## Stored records
>>>>>

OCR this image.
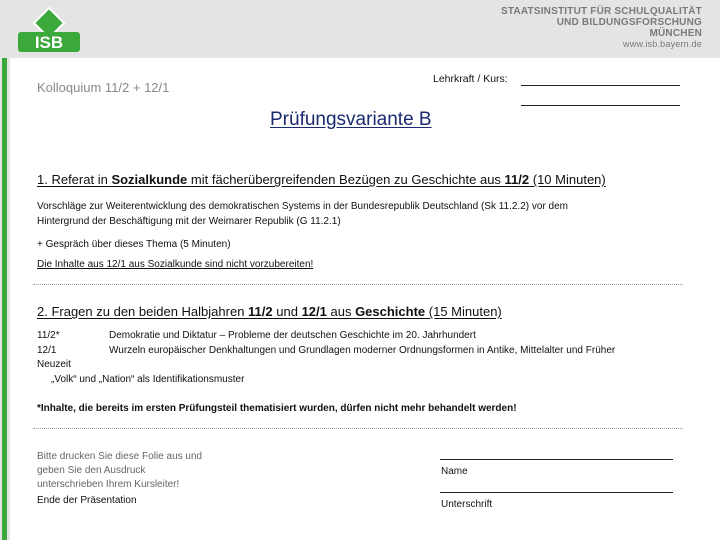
ISB
STAATSINSTITUT FÜR SCHULQUALITÄT
UND BILDUNGSFORSCHUNG
MÜNCHEN
www.isb.bayern.de
Kolloquium 11/2 + 12/1
Lehrkraft / Kurs:
Prüfungsvariante B
1. Referat in Sozialkunde mit fächerübergreifenden Bezügen zu Geschichte aus 11/2 (10 Minuten)
Vorschläge zur Weiterentwicklung des demokratischen Systems in der Bundesrepublik Deutschland (Sk 11.2.2) vor dem
Hintergrund der Beschäftigung mit der Weimarer Republik (G 11.2.1)
+ Gespräch über dieses Thema (5 Minuten)
Die Inhalte aus 12/1 aus Sozialkunde sind nicht vorzubereiten!
2. Fragen zu den beiden Halbjahren 11/2 und 12/1 aus Geschichte (15 Minuten)
11/2*	Demokratie und Diktatur – Probleme der deutschen Geschichte im 20. Jahrhundert
12/1	Wurzeln europäischer Denkhaltungen und Grundlagen moderner Ordnungsformen in Antike, Mittelalter und Früher
Neuzeit
„Volk“ und „Nation“ als Identifikationsmuster
*Inhalte, die bereits im ersten Prüfungsteil thematisiert wurden, dürfen nicht mehr behandelt werden!
Bitte drucken Sie diese Folie aus und
geben Sie den Ausdruck
unterschrieben Ihrem Kursleiter!
Ende der Präsentation
Name
Unterschrift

<<<<<

## STATED PROBLEM
Leave the images out and output the remaining material exactly as it stands.

## EXERCISE ANSWER
OCR this image.
ISB
STAATSINSTITUT FÜR SCHULQUALITÄT
UND BILDUNGSFORSCHUNG
MÜNCHEN
www.isb.bayern.de
Kolloquium 11/2 + 12/1
Lehrkraft / Kurs:
Prüfungsvariante B
1. Referat in Sozialkunde mit fächerübergreifenden Bezügen zu Geschichte aus 11/2 (10 Minuten)
Vorschläge zur Weiterentwicklung des demokratischen Systems in der Bundesrepublik Deutschland (Sk 11.2.2) vor dem
Hintergrund der Beschäftigung mit der Weimarer Republik (G 11.2.1)
+ Gespräch über dieses Thema (5 Minuten)
Die Inhalte aus 12/1 aus Sozialkunde sind nicht vorzubereiten!
2. Fragen zu den beiden Halbjahren 11/2 und 12/1 aus Geschichte (15 Minuten)
11/2*	Demokratie und Diktatur – Probleme der deutschen Geschichte im 20. Jahrhundert
12/1	Wurzeln europäischer Denkhaltungen und Grundlagen moderner Ordnungsformen in Antike, Mittelalter und Früher
Neuzeit
„Volk“ und „Nation“ als Identifikationsmuster
*Inhalte, die bereits im ersten Prüfungsteil thematisiert wurden, dürfen nicht mehr behandelt werden!
Bitte drucken Sie diese Folie aus und
geben Sie den Ausdruck
unterschrieben Ihrem Kursleiter!
Ende der Präsentation
Name
Unterschrift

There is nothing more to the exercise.